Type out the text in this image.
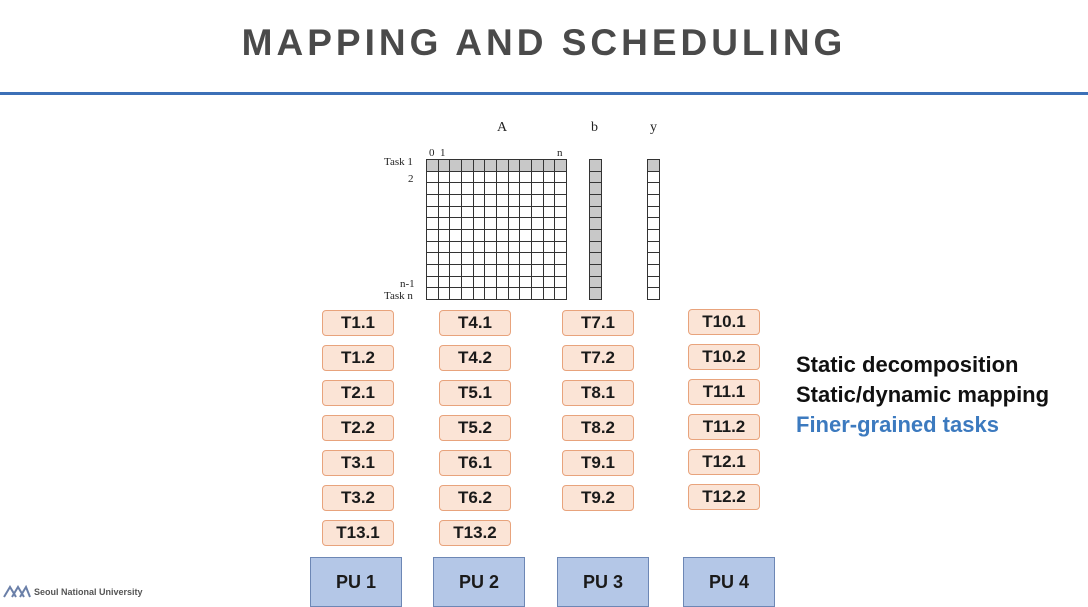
MAPPING AND SCHEDULING
A	b	y
0 1	n
Task 1
2
n-1
Task n
T1.1
T1.2
T2.1
T2.2
T3.1
T3.2
T13.1
T4.1
T4.2
T5.1
T5.2
T6.1
T6.2
T13.2
T7.1
T7.2
T8.1
T8.2
T9.1
T9.2
T10.1
T10.2
T11.1
T11.2
T12.1
T12.2
PU 1	PU 2	PU 3	PU 4
Static decomposition
Static/dynamic mapping
Finer-grained tasks
Seoul National University
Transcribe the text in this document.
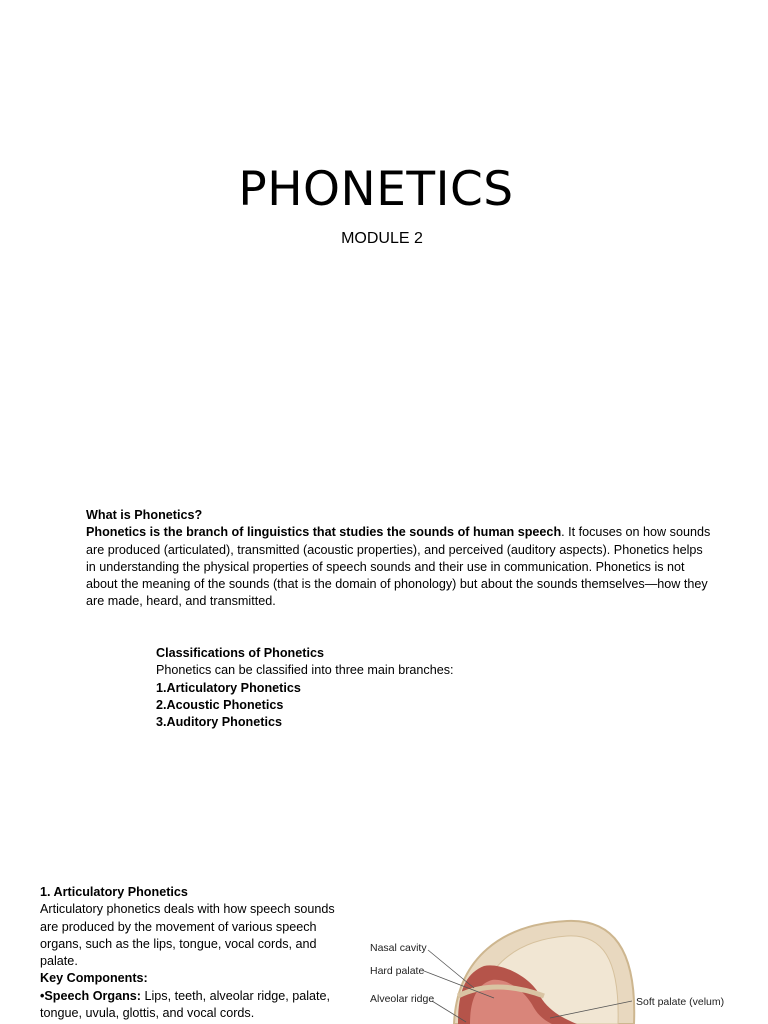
PHONETICS
MODULE 2
What is Phonetics?
Phonetics is the branch of linguistics that studies the sounds of human speech. It focuses on how sounds are produced (articulated), transmitted (acoustic properties), and perceived (auditory aspects). Phonetics helps in understanding the physical properties of speech sounds and their use in communication. Phonetics is not about the meaning of the sounds (that is the domain of phonology) but about the sounds themselves—how they are made, heard, and transmitted.
Classifications of Phonetics
Phonetics can be classified into three main branches:
1.Articulatory Phonetics
2.Acoustic Phonetics
3.Auditory Phonetics
1. Articulatory Phonetics
Articulatory phonetics deals with how speech sounds are produced by the movement of various speech organs, such as the lips, tongue, vocal cords, and palate.
Key Components:
•Speech Organs: Lips, teeth, alveolar ridge, palate, tongue, uvula, glottis, and vocal cords.
Nasal cavity
Hard palate
Alveolar ridge	Soft palate (velum)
****************************************
WHAT YOU HAVE TO DO
Look through the entries above. Extract each line with the word "cords".

OUTPUT OF THE TASK
Articulatory phonetics deals with how speech sounds are produced by the movement of various speech organs, such as the lips, tongue, vocal cords, and palate.
•Speech Organs: Lips, teeth, alveolar ridge, palate, tongue, uvula, glottis, and vocal cords.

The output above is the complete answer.